** Opening STORED DATA block **
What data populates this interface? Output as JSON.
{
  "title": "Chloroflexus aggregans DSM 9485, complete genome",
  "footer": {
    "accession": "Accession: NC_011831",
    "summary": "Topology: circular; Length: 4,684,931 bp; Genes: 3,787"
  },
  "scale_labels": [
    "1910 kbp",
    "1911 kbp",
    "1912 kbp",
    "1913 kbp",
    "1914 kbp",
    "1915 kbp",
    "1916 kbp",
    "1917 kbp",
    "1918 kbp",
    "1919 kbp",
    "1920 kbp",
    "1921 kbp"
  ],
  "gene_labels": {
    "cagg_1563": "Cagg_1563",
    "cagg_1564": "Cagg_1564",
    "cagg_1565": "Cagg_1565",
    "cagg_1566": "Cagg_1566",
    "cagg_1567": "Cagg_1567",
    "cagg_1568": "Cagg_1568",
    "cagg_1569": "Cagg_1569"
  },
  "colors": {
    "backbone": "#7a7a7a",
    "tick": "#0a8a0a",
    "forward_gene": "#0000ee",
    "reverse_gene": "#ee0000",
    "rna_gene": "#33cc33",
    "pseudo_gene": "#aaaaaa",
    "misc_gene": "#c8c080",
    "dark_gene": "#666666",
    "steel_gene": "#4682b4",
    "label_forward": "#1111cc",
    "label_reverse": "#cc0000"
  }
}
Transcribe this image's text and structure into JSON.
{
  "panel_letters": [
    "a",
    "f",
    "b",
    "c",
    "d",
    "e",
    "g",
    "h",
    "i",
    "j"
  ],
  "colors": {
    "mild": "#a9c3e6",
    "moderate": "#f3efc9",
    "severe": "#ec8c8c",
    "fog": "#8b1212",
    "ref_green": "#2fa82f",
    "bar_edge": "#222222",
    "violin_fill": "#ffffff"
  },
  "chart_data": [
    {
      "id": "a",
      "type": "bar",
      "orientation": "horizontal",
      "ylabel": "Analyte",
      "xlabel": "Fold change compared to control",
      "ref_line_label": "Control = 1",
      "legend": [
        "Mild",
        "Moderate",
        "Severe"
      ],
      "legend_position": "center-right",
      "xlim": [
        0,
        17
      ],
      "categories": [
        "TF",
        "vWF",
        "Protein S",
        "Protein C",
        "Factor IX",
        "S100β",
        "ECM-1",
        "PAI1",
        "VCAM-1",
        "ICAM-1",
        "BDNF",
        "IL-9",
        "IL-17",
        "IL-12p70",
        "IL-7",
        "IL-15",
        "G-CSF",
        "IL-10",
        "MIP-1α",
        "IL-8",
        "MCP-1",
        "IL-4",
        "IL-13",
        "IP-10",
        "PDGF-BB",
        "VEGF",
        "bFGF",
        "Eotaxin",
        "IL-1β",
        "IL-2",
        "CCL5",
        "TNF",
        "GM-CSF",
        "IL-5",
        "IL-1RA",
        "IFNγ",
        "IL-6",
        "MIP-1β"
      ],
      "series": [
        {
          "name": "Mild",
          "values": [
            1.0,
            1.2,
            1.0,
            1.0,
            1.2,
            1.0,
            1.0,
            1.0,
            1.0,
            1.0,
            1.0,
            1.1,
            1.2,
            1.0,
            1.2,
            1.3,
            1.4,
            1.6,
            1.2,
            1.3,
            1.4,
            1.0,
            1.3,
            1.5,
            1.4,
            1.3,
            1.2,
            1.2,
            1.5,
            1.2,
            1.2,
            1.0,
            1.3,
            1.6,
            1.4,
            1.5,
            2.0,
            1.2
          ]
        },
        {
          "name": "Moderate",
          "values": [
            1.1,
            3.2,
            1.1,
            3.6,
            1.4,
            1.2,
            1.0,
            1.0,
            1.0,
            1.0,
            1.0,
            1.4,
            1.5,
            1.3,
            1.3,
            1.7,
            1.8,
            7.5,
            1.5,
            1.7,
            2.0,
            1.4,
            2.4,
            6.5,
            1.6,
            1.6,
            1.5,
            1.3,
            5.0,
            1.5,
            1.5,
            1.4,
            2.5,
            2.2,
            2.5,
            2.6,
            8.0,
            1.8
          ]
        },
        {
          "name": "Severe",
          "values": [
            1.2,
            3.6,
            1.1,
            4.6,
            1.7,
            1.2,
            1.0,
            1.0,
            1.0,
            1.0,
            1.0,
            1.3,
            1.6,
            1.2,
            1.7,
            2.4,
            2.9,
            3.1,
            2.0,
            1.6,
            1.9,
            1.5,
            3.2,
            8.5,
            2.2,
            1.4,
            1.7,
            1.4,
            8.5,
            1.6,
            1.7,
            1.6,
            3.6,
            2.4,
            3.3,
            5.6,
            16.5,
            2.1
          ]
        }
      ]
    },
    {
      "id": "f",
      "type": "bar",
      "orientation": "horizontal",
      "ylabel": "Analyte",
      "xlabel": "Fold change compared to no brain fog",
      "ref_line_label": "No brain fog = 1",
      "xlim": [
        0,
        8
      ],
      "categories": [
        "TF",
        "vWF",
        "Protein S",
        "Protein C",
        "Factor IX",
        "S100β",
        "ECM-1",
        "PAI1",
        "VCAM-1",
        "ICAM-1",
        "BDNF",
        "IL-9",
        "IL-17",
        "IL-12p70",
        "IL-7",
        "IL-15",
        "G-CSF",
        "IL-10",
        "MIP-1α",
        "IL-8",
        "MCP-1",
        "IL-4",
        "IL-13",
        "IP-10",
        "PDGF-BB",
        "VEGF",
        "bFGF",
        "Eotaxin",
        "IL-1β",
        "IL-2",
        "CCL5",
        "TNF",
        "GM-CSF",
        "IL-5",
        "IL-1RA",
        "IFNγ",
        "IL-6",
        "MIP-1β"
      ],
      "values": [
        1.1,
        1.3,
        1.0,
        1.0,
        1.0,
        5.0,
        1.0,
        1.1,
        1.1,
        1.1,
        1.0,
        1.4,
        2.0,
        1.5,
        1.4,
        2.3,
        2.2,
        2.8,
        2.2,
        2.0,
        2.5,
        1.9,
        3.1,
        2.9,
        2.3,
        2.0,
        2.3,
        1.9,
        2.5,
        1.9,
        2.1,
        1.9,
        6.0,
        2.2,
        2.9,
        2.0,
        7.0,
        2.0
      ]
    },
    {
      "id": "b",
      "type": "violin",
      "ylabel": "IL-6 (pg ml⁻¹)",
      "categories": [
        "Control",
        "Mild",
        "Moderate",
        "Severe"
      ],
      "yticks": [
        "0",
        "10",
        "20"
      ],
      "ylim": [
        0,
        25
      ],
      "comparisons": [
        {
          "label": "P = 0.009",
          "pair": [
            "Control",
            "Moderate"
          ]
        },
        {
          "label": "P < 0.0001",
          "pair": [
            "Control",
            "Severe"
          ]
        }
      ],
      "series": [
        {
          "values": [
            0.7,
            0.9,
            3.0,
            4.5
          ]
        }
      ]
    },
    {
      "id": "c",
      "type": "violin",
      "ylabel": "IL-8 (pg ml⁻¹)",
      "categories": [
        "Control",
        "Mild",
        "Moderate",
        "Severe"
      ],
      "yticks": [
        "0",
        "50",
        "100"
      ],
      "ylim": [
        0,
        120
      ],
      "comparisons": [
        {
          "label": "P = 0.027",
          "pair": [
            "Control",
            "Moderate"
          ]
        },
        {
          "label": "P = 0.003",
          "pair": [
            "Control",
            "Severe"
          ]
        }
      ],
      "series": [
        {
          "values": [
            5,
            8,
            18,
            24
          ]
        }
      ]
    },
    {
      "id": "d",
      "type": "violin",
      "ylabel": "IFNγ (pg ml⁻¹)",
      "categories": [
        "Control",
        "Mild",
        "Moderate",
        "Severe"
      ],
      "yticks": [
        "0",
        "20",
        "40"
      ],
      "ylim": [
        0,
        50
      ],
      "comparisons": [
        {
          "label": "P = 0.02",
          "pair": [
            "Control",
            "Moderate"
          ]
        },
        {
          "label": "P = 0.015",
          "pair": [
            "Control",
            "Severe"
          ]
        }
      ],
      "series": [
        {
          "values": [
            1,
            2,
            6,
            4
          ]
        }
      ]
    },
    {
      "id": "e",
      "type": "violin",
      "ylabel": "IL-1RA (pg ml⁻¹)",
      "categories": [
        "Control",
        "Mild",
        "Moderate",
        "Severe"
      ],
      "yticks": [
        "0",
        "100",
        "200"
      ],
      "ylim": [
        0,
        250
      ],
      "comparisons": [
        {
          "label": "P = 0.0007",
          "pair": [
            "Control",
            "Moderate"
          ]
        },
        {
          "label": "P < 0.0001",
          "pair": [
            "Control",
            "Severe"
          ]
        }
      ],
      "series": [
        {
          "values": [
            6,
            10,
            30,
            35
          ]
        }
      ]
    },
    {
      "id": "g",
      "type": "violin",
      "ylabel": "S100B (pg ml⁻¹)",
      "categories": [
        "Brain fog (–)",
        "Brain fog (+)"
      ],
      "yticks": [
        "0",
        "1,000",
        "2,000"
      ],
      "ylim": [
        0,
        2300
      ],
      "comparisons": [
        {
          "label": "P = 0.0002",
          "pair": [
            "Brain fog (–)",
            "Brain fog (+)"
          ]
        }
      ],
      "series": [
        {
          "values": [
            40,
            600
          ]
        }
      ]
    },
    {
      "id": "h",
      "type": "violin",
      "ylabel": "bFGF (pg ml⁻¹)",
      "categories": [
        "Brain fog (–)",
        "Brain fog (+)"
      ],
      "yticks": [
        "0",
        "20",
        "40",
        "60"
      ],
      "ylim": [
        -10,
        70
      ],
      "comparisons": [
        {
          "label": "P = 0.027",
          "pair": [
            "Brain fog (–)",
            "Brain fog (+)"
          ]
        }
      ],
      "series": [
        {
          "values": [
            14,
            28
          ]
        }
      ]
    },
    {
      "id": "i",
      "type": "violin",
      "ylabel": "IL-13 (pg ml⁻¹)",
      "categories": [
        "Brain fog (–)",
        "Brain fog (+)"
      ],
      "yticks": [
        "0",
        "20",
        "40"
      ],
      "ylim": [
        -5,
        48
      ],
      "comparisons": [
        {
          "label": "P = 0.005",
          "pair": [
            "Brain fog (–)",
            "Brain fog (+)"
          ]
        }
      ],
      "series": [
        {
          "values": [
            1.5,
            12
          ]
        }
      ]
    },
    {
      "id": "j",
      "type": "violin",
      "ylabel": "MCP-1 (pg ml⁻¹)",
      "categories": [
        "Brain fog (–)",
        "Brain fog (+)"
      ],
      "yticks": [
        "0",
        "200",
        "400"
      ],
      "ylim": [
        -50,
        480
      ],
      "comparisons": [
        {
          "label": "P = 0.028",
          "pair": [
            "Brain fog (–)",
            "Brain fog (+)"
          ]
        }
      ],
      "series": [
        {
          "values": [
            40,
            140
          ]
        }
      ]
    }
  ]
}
** Closing STORED DATA block **
Copy every line in the records above that contains the word "Fold".

      "xlabel": "Fold change compared to control",
      "xlabel": "Fold change compared to no brain fog",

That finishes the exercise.